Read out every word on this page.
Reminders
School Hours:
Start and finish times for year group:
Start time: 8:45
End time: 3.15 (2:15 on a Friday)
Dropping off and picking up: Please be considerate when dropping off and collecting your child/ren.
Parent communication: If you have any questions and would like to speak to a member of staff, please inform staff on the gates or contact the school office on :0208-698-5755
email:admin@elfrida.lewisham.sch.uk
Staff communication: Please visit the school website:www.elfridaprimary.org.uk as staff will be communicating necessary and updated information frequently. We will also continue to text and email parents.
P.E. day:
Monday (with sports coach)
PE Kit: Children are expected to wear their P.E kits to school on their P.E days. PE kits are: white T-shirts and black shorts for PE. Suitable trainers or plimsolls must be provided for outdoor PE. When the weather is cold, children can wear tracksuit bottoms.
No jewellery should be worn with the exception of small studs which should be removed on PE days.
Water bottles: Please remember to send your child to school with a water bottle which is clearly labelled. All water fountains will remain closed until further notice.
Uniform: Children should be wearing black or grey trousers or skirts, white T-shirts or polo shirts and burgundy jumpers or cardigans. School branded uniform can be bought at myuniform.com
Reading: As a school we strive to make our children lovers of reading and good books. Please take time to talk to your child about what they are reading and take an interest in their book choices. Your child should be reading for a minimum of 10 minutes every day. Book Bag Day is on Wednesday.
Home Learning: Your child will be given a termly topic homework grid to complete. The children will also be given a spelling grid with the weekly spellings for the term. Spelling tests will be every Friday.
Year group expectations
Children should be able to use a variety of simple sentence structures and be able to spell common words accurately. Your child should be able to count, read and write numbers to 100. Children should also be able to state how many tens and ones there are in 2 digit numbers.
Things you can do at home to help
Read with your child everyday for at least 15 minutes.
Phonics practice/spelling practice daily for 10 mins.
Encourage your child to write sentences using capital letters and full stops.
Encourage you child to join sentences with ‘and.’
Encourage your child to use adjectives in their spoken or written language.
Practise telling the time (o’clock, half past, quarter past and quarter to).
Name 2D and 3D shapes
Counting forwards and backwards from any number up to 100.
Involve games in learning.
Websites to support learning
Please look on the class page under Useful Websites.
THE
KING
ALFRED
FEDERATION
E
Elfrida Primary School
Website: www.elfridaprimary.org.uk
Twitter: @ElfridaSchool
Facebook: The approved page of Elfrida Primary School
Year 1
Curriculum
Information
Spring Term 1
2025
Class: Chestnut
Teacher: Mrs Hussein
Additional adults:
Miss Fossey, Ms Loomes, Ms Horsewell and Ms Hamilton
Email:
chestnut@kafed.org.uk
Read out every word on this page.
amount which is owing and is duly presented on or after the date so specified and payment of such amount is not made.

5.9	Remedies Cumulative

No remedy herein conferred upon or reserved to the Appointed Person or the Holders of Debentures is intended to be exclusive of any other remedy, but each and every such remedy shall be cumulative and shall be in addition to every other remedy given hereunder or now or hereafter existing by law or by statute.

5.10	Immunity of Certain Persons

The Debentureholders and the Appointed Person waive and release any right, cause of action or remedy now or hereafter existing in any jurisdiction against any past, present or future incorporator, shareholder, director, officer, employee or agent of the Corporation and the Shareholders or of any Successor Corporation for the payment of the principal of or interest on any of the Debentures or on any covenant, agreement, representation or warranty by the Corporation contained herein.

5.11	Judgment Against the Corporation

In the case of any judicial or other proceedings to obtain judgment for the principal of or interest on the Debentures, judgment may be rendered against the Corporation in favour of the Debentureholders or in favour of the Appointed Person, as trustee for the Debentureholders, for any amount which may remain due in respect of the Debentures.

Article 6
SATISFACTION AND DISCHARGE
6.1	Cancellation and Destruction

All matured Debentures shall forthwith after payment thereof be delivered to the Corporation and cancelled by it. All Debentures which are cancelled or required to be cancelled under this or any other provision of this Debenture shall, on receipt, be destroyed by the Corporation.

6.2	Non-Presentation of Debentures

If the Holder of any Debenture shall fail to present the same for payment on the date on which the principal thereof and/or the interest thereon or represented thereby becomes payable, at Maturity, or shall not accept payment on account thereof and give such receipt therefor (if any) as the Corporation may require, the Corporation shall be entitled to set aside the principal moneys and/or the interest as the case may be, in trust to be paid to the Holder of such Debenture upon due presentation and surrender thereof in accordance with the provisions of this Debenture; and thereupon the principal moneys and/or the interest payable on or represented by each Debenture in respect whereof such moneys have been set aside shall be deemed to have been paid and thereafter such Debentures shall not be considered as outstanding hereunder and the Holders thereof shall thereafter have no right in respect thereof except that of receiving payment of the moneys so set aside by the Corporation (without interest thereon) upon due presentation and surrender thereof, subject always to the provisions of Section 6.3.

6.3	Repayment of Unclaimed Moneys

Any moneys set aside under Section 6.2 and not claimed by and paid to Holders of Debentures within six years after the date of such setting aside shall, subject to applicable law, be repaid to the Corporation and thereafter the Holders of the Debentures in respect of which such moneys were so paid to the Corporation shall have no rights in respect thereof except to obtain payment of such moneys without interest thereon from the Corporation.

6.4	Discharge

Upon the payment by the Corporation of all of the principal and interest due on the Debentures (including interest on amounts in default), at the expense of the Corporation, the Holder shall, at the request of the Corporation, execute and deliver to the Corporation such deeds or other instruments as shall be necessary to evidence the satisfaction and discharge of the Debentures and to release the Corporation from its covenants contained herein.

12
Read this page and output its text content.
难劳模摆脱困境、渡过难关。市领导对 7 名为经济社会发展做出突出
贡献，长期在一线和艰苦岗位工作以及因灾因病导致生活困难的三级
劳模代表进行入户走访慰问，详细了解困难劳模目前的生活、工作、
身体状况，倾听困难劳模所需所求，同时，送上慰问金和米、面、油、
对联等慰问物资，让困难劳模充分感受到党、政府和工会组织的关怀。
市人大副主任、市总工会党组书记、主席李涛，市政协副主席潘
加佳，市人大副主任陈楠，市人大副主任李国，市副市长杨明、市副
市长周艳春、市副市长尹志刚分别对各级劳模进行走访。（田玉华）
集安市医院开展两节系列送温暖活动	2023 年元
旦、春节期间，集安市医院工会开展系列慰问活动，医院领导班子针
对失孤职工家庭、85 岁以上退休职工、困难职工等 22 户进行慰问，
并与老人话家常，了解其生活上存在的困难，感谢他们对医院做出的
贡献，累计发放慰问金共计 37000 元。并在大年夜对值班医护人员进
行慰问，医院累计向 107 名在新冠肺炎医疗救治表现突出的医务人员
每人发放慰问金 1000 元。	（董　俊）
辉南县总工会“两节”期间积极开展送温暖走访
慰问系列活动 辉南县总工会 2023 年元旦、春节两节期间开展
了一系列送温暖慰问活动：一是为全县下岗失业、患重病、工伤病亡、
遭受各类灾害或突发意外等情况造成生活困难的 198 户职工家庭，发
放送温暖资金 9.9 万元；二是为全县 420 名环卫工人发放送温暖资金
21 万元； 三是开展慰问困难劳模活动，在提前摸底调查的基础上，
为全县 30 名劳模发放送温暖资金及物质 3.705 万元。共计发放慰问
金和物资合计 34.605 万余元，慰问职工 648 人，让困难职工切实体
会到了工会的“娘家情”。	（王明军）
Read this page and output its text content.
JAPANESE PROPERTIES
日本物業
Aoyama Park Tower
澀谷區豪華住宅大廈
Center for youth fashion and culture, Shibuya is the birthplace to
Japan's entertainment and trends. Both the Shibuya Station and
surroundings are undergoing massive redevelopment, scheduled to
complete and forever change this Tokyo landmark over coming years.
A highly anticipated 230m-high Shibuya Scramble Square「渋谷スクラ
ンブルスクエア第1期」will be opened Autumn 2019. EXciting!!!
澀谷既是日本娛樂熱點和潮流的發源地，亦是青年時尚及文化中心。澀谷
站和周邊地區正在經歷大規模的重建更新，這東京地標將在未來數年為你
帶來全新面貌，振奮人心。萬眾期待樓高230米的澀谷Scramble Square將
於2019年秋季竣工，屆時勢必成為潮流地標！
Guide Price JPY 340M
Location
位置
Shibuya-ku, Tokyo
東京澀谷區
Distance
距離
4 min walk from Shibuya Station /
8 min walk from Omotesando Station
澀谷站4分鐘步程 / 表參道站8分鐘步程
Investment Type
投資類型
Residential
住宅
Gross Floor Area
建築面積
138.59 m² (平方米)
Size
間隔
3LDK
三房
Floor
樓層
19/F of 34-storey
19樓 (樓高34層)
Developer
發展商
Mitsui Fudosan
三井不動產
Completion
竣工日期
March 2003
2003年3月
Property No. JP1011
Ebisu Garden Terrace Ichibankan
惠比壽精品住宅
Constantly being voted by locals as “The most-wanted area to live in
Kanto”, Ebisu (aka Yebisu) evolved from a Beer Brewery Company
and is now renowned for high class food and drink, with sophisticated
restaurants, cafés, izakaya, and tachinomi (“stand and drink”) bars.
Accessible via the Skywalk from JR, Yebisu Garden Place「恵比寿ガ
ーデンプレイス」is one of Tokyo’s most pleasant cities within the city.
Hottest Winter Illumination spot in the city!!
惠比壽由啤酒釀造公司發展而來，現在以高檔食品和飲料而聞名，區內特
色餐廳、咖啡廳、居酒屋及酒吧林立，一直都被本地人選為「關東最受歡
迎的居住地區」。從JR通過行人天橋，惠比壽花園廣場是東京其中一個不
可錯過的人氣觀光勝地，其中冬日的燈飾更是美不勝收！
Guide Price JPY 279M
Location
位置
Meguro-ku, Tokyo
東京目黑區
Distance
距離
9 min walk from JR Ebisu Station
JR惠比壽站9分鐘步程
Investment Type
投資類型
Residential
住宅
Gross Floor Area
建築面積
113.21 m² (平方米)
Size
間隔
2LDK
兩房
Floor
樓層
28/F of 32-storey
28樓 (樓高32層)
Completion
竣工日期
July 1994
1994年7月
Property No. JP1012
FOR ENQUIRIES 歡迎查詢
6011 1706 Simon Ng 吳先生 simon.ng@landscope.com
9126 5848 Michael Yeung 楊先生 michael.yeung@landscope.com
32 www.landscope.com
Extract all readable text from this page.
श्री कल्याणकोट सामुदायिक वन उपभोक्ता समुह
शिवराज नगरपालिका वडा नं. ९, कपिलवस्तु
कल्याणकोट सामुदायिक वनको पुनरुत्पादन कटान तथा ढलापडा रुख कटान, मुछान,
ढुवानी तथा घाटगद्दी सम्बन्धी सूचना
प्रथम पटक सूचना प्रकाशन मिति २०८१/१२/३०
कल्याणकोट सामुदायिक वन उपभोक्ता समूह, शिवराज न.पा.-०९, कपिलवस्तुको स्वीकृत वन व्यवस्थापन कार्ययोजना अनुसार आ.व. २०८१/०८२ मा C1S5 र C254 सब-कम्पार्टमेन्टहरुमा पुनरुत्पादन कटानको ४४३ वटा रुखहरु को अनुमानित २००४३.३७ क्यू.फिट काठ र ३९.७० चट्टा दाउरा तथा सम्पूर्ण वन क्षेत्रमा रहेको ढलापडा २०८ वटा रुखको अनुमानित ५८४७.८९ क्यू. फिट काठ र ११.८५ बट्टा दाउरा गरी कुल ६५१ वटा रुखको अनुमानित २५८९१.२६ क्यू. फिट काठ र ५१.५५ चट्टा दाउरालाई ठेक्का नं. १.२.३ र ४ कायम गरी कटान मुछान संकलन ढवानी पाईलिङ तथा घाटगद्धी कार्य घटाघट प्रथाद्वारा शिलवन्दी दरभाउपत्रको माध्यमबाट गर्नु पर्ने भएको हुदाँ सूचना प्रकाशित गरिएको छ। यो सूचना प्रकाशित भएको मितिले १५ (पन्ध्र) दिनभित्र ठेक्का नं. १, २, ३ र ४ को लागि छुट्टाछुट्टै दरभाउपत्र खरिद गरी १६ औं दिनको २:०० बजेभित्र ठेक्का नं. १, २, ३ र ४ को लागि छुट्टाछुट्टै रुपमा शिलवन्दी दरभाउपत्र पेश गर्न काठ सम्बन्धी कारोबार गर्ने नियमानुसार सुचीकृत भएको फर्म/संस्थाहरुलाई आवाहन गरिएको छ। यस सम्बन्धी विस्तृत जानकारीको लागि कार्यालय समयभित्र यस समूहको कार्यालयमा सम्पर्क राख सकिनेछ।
──────────────────────────────
What you are asked to do
Copy out each line of the material that holds the word "days".

Task output
PE Kit: Children are expected to wear their P.E kits to school on their P.E days. PE kits are: white T-shirts and black shorts for PE. Suitable trainers or plimsolls must be provided for outdoor PE. When the weather is cold, children can wear tracksuit bottoms.
No jewellery should be worn with the exception of small studs which should be removed on PE days.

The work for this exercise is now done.